TASK TO COMPLETE —
Reproduce every entry exactly.

Figure collection entries —
-*-*-
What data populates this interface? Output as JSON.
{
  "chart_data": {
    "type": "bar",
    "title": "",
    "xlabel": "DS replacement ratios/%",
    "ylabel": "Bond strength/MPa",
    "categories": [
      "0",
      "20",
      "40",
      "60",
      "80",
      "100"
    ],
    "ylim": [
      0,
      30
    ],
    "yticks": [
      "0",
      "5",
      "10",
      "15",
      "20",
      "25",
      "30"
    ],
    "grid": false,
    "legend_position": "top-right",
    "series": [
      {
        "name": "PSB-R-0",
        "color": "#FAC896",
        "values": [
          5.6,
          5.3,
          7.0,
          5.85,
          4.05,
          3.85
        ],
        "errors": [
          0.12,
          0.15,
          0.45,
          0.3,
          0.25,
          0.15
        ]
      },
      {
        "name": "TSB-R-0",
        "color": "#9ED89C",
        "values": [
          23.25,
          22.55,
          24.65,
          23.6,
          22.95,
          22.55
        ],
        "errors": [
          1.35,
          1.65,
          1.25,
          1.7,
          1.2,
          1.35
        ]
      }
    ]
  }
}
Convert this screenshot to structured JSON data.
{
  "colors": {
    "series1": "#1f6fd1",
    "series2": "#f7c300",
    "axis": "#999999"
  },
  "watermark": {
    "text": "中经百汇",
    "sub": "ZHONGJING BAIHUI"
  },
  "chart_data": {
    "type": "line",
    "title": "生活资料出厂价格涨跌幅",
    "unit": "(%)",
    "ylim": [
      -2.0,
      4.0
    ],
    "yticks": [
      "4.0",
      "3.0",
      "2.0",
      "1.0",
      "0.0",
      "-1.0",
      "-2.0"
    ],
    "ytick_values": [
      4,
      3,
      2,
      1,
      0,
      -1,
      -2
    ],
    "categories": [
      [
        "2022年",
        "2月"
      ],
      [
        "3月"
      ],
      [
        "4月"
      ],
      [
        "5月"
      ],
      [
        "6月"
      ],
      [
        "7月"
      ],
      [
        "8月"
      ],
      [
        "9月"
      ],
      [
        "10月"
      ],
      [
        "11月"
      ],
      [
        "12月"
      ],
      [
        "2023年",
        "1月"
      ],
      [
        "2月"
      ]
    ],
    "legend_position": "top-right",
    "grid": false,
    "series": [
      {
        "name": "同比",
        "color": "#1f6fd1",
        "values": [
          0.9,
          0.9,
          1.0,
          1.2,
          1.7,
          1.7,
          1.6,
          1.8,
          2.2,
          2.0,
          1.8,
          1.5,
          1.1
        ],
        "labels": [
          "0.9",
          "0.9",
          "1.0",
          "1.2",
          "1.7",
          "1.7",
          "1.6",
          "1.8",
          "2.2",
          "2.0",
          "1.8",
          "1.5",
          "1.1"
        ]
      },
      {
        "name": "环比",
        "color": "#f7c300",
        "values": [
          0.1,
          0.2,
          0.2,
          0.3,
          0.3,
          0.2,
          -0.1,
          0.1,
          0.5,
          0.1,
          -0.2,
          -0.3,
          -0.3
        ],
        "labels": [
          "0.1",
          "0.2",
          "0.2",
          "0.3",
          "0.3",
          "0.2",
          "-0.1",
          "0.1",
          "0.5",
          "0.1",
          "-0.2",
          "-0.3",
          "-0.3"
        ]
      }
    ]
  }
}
-*-*-
THE OUTPUT —
What data populates this interface? Output as JSON.
{
  "chart_data": {
    "type": "bar",
    "title": "",
    "xlabel": "DS replacement ratios/%",
    "ylabel": "Bond strength/MPa",
    "categories": [
      "0",
      "20",
      "40",
      "60",
      "80",
      "100"
    ],
    "ylim": [
      0,
      30
    ],
    "yticks": [
      "0",
      "5",
      "10",
      "15",
      "20",
      "25",
      "30"
    ],
    "grid": false,
    "legend_position": "top-right",
    "series": [
      {
        "name": "PSB-R-0",
        "color": "#FAC896",
        "values": [
          5.6,
          5.3,
          7.0,
          5.85,
          4.05,
          3.85
        ],
        "errors": [
          0.12,
          0.15,
          0.45,
          0.3,
          0.25,
          0.15
        ]
      },
      {
        "name": "TSB-R-0",
        "color": "#9ED89C",
        "values": [
          23.25,
          22.55,
          24.65,
          23.6,
          22.95,
          22.55
        ],
        "errors": [
          1.35,
          1.65,
          1.25,
          1.7,
          1.2,
          1.35
        ]
      }
    ]
  }
}
Convert this screenshot to structured JSON data.
{
  "colors": {
    "series1": "#1f6fd1",
    "series2": "#f7c300",
    "axis": "#999999"
  },
  "watermark": {
    "text": "中经百汇",
    "sub": "ZHONGJING BAIHUI"
  },
  "chart_data": {
    "type": "line",
    "title": "生活资料出厂价格涨跌幅",
    "unit": "(%)",
    "ylim": [
      -2.0,
      4.0
    ],
    "yticks": [
      "4.0",
      "3.0",
      "2.0",
      "1.0",
      "0.0",
      "-1.0",
      "-2.0"
    ],
    "ytick_values": [
      4,
      3,
      2,
      1,
      0,
      -1,
      -2
    ],
    "categories": [
      [
        "2022年",
        "2月"
      ],
      [
        "3月"
      ],
      [
        "4月"
      ],
      [
        "5月"
      ],
      [
        "6月"
      ],
      [
        "7月"
      ],
      [
        "8月"
      ],
      [
        "9月"
      ],
      [
        "10月"
      ],
      [
        "11月"
      ],
      [
        "12月"
      ],
      [
        "2023年",
        "1月"
      ],
      [
        "2月"
      ]
    ],
    "legend_position": "top-right",
    "grid": false,
    "series": [
      {
        "name": "同比",
        "color": "#1f6fd1",
        "values": [
          0.9,
          0.9,
          1.0,
          1.2,
          1.7,
          1.7,
          1.6,
          1.8,
          2.2,
          2.0,
          1.8,
          1.5,
          1.1
        ],
        "labels": [
          "0.9",
          "0.9",
          "1.0",
          "1.2",
          "1.7",
          "1.7",
          "1.6",
          "1.8",
          "2.2",
          "2.0",
          "1.8",
          "1.5",
          "1.1"
        ]
      },
      {
        "name": "环比",
        "color": "#f7c300",
        "values": [
          0.1,
          0.2,
          0.2,
          0.3,
          0.3,
          0.2,
          -0.1,
          0.1,
          0.5,
          0.1,
          -0.2,
          -0.3,
          -0.3
        ],
        "labels": [
          "0.1",
          "0.2",
          "0.2",
          "0.3",
          "0.3",
          "0.2",
          "-0.1",
          "0.1",
          "0.5",
          "0.1",
          "-0.2",
          "-0.3",
          "-0.3"
        ]
      }
    ]
  }
}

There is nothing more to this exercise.